(Data extracted from a collection)
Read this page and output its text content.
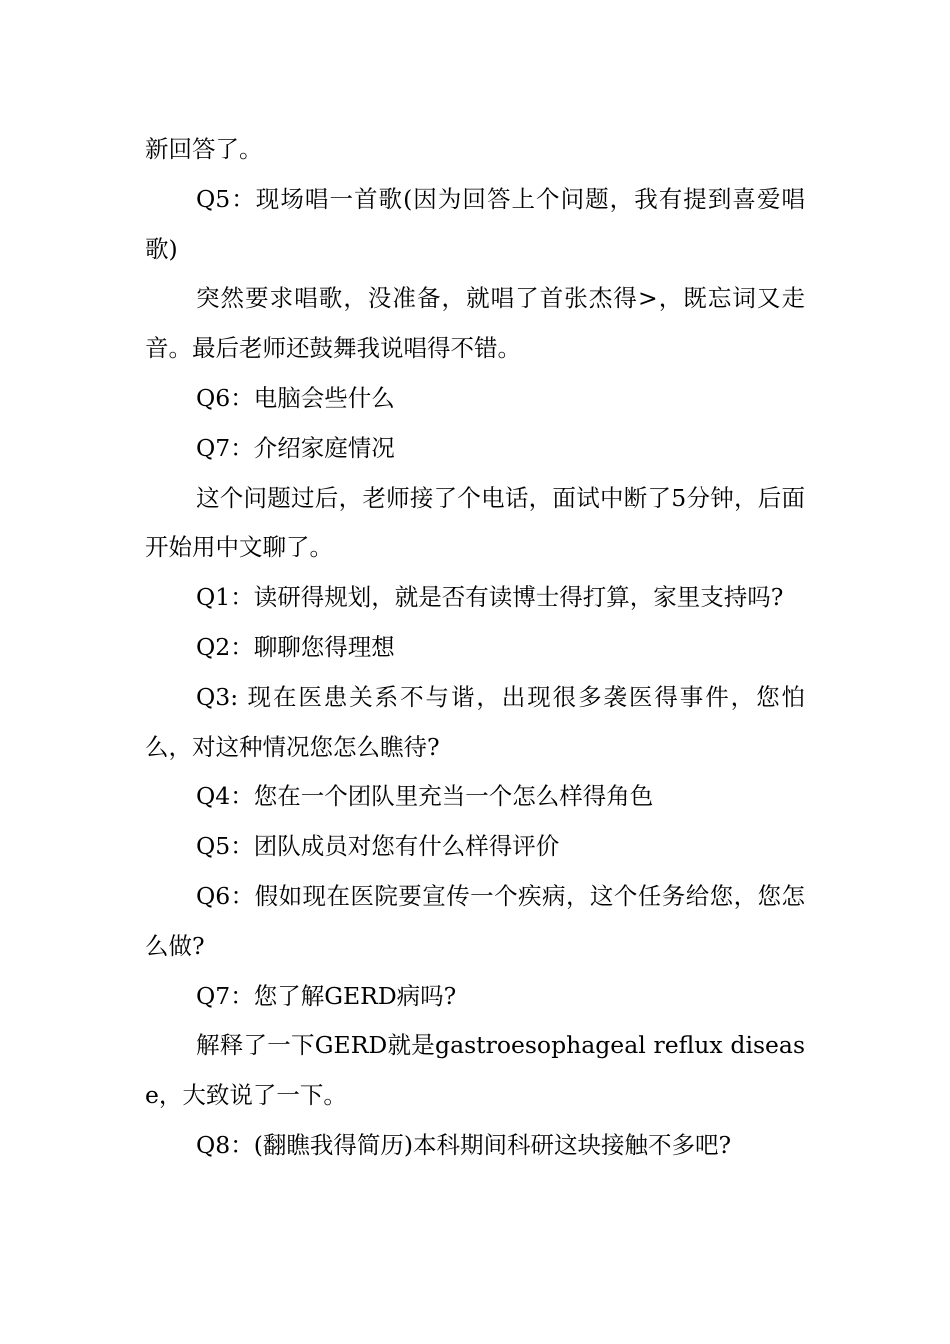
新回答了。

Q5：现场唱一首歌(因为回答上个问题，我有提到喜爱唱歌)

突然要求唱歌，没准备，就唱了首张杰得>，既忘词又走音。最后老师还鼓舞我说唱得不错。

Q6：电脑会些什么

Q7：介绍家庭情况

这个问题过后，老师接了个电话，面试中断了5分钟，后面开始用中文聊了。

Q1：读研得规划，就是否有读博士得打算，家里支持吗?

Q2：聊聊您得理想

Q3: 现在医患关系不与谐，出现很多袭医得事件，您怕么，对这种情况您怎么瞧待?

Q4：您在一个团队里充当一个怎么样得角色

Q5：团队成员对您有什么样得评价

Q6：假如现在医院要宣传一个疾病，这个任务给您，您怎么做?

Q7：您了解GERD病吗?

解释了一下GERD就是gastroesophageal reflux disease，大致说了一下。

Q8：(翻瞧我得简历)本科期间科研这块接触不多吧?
* * *
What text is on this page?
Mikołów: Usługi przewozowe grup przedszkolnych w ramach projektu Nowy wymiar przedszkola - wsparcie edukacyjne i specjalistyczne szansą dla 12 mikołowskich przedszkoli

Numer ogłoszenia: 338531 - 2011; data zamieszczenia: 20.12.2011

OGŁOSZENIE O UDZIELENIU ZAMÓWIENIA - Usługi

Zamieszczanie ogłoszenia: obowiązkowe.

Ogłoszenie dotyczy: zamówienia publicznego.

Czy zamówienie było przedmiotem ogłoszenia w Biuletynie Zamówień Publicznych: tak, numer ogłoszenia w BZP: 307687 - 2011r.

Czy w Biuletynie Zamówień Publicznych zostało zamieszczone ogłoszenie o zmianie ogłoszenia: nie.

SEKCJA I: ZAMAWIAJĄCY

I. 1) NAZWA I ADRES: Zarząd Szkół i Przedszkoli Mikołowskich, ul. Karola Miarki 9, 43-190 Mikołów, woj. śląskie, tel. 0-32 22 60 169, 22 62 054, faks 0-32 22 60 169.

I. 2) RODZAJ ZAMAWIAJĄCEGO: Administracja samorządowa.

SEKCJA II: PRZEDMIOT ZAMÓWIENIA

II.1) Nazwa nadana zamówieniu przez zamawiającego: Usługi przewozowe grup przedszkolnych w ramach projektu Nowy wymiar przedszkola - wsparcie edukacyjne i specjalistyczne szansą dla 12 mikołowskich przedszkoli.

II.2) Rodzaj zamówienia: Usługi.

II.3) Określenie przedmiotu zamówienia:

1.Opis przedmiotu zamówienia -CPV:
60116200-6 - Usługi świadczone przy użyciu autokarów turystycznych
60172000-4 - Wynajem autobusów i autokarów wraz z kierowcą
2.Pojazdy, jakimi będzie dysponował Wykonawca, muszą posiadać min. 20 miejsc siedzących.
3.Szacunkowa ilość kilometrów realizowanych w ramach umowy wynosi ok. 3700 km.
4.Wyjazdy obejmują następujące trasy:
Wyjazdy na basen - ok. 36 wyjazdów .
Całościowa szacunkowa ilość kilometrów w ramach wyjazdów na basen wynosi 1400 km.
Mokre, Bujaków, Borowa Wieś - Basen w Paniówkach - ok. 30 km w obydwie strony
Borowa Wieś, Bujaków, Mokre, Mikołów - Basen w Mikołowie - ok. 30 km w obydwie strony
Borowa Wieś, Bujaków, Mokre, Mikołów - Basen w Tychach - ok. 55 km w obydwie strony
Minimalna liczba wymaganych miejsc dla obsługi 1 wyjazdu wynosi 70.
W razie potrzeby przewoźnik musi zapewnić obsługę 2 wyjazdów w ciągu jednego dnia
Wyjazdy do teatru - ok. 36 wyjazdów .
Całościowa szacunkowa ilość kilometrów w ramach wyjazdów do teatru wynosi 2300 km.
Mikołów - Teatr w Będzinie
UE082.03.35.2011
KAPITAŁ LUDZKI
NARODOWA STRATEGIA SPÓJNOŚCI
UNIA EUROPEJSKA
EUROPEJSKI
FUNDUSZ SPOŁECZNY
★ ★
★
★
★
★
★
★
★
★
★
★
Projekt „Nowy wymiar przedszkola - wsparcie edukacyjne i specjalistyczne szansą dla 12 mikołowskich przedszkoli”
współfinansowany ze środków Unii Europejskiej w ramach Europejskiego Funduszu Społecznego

• **What you have to do**: Determine how many lines of the listing above hold the word "grup". Report that number without anything else.

• **Correct result**: 2